# start of DATA EXCERPTS

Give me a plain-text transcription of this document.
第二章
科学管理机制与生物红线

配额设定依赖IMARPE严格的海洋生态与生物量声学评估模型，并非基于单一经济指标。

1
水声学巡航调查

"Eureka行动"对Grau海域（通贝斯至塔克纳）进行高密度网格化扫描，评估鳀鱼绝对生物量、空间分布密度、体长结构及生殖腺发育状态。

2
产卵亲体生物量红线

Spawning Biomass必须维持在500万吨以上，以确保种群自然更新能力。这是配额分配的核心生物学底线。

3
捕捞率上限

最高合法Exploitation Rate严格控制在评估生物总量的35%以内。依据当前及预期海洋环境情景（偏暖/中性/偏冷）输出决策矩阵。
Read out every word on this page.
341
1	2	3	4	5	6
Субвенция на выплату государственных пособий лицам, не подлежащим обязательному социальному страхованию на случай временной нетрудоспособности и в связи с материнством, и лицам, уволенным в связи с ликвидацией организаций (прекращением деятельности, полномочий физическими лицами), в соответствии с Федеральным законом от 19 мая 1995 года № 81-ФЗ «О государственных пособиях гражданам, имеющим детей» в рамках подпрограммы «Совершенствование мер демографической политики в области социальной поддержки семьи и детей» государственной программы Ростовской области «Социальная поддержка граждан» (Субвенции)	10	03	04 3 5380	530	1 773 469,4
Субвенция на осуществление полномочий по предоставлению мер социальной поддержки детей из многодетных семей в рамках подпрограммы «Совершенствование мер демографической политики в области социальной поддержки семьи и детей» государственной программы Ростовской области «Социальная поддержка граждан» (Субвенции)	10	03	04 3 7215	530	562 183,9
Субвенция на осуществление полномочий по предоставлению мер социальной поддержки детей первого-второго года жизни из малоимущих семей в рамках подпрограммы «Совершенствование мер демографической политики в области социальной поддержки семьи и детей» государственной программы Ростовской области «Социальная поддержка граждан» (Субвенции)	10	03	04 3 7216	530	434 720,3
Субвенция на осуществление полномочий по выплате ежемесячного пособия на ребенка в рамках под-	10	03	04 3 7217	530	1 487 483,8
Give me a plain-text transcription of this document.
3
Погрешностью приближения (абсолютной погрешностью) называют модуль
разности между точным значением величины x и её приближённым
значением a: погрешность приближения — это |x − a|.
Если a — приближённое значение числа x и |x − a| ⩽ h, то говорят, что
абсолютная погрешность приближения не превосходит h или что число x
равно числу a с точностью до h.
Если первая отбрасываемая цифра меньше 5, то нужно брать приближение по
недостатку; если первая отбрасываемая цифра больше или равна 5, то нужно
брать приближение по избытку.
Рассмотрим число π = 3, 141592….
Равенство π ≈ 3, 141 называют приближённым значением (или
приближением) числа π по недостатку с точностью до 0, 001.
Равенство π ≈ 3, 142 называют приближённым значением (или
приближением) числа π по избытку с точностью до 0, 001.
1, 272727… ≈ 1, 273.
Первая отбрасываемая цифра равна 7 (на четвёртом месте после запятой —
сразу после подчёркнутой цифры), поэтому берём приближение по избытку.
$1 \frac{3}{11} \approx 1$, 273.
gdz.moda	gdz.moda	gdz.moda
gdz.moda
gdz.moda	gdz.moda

# end of DATA EXCERPTS
# start of DATA EXCERPTS

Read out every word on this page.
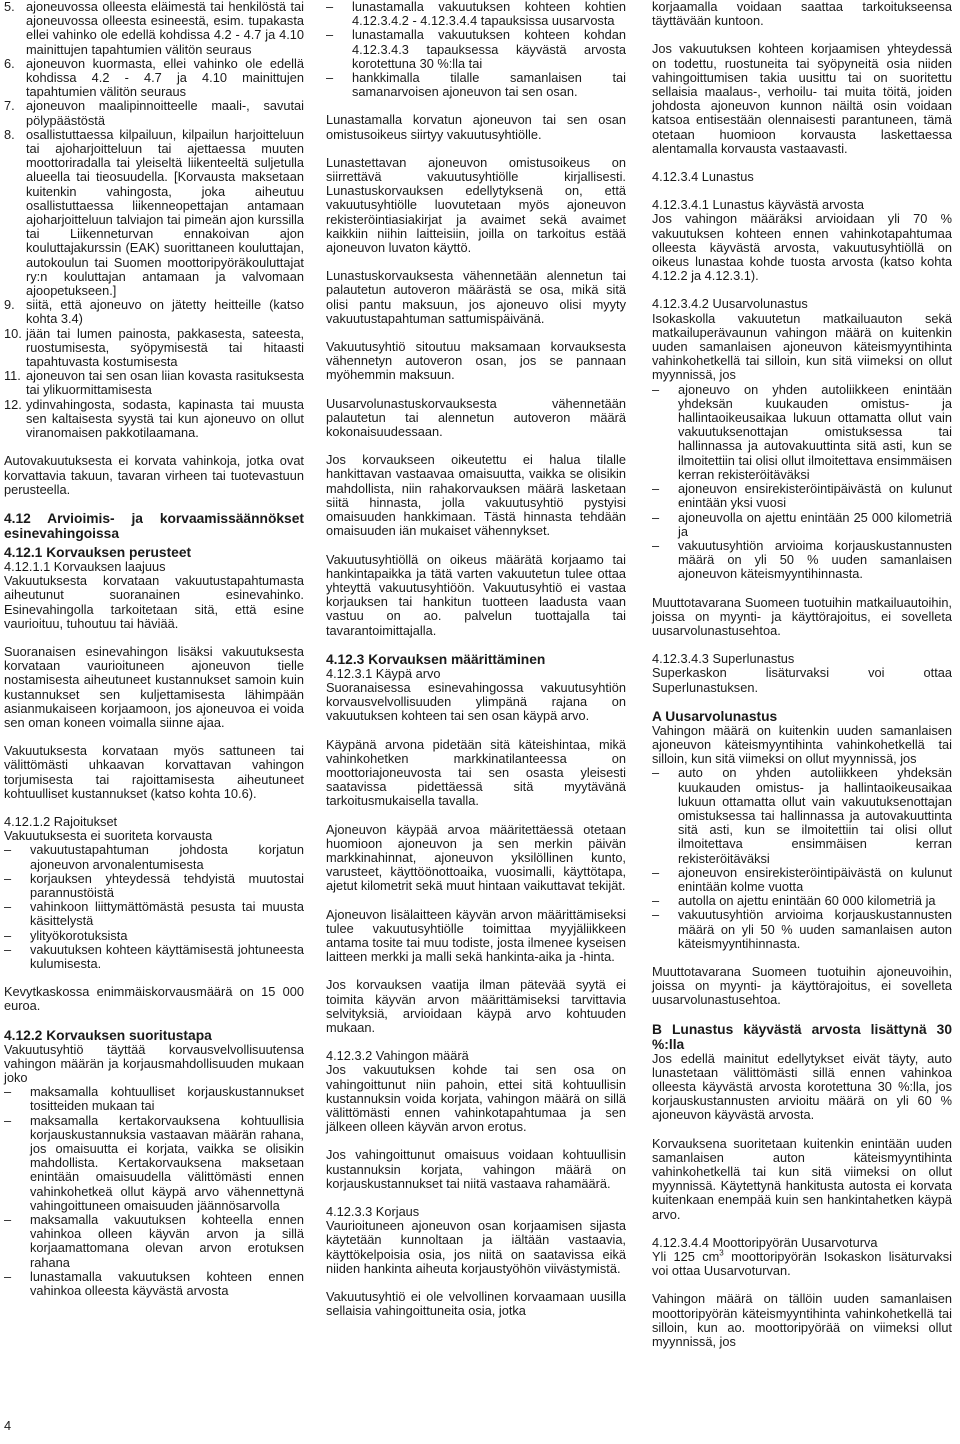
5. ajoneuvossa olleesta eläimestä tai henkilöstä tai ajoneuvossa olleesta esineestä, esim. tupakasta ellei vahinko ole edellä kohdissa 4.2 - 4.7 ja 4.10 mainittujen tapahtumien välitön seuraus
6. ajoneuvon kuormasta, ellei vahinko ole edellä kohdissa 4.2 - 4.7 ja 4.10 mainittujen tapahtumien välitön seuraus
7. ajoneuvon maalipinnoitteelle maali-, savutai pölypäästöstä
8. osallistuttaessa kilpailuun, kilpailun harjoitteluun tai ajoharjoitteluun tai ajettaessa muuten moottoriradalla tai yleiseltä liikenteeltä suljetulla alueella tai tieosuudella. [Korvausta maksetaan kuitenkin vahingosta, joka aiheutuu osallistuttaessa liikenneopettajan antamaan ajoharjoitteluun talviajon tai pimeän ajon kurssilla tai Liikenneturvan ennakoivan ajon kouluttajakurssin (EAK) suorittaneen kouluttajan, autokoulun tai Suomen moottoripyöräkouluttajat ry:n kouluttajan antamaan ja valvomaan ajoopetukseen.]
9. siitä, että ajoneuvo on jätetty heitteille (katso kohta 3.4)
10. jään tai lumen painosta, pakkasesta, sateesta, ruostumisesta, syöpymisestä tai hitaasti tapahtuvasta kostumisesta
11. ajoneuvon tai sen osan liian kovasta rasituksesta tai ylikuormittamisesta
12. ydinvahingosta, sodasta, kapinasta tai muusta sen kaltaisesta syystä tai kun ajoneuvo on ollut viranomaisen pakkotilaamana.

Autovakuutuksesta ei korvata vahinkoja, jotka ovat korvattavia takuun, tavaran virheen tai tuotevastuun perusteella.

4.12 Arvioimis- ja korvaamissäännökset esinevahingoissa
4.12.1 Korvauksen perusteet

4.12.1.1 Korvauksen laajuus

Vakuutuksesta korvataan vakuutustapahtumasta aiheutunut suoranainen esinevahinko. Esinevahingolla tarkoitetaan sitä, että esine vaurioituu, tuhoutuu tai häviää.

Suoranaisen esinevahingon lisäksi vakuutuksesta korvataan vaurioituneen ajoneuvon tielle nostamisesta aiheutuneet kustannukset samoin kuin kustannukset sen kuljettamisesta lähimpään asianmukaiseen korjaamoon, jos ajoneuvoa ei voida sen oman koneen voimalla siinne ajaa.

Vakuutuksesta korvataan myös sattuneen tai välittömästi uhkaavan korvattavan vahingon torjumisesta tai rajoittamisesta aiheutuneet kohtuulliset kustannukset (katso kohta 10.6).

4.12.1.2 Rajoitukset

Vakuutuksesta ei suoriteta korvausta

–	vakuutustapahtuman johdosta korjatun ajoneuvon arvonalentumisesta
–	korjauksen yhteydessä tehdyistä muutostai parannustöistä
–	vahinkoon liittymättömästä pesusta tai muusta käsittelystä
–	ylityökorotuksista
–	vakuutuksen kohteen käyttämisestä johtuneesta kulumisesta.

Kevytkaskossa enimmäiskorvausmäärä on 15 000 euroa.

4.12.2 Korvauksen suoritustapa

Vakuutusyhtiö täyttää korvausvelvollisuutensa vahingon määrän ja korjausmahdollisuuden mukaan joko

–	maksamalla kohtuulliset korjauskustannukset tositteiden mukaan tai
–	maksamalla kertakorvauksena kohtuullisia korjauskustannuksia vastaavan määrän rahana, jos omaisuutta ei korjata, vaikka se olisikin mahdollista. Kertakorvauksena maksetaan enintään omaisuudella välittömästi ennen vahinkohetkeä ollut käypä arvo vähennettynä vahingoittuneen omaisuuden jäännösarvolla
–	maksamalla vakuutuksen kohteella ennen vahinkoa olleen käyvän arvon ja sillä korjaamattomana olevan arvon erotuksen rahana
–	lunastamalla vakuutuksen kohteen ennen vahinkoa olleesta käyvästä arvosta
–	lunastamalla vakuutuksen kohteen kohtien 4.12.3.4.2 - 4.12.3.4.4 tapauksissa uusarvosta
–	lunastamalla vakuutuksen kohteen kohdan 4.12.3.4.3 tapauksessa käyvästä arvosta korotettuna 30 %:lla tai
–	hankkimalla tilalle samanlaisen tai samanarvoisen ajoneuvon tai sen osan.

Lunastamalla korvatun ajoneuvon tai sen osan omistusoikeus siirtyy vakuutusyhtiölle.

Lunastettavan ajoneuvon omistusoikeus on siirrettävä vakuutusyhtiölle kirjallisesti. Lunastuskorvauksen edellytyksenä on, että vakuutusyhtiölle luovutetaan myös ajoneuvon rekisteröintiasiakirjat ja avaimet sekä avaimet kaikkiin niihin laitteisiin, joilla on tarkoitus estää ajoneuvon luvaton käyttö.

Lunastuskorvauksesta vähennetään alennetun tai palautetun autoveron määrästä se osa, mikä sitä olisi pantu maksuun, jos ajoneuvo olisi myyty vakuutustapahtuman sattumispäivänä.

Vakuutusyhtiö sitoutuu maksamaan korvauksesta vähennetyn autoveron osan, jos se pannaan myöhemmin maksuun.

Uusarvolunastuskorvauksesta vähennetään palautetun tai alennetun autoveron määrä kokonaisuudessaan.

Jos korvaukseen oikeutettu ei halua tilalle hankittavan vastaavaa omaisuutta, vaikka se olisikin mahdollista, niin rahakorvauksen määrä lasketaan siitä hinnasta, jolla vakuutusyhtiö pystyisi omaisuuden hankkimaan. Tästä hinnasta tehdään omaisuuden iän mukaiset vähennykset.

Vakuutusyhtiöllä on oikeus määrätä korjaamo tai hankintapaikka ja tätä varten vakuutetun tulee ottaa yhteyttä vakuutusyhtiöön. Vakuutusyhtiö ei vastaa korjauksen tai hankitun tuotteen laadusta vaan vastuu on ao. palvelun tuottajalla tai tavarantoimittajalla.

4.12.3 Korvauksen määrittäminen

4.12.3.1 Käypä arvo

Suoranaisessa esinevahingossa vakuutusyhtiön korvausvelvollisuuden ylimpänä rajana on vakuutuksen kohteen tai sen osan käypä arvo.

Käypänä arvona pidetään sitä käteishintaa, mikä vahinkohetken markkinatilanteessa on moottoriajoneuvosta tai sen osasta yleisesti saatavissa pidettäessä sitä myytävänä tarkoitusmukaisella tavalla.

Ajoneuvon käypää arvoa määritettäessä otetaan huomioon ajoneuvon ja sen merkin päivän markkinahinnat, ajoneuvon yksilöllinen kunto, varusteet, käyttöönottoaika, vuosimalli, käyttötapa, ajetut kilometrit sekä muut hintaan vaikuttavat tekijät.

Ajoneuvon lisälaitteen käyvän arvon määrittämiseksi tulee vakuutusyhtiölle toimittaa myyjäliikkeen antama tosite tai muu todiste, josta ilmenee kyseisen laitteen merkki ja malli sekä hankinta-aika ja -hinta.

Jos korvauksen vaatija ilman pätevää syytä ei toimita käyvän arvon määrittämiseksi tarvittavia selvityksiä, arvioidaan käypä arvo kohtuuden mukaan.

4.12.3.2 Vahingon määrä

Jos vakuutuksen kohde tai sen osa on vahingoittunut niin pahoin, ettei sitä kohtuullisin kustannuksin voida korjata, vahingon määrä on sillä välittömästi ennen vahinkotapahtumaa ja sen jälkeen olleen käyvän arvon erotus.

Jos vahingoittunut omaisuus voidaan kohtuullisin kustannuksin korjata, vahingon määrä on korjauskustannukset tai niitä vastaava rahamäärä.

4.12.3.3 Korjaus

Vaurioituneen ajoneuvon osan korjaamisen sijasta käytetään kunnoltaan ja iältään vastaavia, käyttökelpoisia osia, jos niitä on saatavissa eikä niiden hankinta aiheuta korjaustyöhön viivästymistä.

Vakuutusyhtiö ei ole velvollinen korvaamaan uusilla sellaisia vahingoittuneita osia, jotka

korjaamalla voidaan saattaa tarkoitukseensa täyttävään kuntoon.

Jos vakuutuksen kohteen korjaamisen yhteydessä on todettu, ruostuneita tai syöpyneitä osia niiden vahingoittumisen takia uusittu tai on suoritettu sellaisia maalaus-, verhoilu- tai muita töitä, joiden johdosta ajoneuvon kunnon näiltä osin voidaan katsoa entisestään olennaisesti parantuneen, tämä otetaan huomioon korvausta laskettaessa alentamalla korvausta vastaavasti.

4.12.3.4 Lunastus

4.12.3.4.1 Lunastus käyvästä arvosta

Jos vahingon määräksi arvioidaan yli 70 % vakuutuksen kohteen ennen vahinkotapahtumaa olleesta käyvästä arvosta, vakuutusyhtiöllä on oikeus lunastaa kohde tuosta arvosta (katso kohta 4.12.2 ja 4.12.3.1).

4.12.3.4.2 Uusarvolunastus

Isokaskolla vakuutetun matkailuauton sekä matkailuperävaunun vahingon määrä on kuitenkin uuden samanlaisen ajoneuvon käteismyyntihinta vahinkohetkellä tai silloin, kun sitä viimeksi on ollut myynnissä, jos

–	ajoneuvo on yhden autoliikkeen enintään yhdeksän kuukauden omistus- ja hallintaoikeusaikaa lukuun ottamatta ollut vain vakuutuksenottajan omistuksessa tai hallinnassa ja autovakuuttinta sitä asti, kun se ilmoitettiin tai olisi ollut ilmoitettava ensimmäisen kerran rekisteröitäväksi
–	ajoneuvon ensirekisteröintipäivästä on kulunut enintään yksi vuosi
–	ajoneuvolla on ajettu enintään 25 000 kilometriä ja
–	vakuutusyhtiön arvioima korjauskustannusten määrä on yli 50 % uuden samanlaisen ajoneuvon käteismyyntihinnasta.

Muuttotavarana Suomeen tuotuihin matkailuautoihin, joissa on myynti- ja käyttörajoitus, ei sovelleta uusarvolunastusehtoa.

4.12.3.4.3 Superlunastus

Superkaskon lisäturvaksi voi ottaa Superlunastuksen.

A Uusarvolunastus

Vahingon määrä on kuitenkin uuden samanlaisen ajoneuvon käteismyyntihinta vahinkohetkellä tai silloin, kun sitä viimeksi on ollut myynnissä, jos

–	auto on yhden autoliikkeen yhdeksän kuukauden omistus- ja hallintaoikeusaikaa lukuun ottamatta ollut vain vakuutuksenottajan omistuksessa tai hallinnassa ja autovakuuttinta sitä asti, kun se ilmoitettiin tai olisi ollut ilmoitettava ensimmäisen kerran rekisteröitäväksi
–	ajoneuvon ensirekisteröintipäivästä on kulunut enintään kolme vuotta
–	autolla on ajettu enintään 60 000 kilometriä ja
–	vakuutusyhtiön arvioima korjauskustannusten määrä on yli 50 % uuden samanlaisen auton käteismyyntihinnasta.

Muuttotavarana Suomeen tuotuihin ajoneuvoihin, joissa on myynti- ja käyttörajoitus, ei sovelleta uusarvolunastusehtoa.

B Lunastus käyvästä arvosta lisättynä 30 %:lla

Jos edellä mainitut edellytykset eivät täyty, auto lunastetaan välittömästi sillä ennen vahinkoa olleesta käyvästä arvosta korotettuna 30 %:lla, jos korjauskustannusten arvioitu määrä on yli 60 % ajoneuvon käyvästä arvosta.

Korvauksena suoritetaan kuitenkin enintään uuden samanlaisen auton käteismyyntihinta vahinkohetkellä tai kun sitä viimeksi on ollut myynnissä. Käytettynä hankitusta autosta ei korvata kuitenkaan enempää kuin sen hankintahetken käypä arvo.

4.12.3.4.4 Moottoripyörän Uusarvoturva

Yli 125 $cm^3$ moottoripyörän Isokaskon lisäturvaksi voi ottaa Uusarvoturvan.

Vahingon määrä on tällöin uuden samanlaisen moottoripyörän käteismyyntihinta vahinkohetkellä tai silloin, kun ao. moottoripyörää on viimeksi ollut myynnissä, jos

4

# end of DATA EXCERPTS
# start of DATA EXCERPTS

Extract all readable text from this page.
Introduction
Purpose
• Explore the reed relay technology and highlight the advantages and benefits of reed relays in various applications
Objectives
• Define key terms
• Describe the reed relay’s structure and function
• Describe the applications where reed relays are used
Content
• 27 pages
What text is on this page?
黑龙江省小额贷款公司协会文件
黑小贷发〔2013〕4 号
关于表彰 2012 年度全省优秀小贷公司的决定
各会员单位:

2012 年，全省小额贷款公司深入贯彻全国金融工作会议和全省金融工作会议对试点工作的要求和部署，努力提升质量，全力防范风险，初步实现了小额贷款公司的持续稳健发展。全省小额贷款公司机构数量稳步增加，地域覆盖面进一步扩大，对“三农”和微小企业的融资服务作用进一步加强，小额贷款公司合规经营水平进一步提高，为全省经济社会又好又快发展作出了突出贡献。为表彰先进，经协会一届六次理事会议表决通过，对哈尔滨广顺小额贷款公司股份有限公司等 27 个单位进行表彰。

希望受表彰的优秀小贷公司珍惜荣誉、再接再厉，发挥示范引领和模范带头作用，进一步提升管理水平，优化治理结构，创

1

# end of DATA EXCERPTS

WORK TO COMPLETE: Copy out all lines where the word "käyttörajoitus" appears.

FINAL RESULT:
Muuttotavarana Suomeen tuotuihin matkailuautoihin, joissa on myynti- ja käyttörajoitus, ei sovelleta uusarvolunastusehtoa.
Muuttotavarana Suomeen tuotuihin ajoneuvoihin, joissa on myynti- ja käyttörajoitus, ei sovelleta uusarvolunastusehtoa.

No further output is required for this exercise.